[Saved entries]
===

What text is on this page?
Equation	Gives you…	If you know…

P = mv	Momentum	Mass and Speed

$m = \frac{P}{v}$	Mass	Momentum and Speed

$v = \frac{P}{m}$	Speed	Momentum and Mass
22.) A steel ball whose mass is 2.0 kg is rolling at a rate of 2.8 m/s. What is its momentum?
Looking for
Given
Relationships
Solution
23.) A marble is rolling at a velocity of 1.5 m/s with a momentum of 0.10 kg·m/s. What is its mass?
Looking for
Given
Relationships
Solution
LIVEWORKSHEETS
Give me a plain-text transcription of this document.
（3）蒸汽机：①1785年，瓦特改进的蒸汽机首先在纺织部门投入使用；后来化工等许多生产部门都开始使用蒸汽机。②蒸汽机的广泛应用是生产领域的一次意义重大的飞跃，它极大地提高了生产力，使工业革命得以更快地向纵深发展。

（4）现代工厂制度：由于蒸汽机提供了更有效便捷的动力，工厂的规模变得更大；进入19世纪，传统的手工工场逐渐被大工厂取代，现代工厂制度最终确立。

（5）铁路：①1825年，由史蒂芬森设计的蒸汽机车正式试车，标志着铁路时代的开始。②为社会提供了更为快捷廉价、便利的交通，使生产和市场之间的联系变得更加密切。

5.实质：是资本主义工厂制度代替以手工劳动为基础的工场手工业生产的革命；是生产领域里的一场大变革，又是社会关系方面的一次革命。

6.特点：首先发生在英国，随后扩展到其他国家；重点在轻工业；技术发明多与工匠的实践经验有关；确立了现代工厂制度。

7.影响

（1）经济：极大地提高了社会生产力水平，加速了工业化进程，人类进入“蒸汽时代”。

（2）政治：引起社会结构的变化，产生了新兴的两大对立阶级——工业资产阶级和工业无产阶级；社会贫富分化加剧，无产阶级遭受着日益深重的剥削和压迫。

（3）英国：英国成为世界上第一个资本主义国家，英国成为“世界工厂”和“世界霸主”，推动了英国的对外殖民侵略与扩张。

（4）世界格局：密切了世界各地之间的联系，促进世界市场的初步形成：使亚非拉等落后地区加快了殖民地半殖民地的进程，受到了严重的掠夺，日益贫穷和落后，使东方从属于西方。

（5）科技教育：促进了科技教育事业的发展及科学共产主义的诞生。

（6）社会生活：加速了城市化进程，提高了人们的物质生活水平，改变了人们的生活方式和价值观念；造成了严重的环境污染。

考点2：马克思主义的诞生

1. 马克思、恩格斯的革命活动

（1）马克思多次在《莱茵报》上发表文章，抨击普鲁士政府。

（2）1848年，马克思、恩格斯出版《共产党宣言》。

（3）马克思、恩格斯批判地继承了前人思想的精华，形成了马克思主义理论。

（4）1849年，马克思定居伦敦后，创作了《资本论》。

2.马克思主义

===

Problem details ->
Give only the number of lines in the entries above that contain the string "text".

Written response ->
2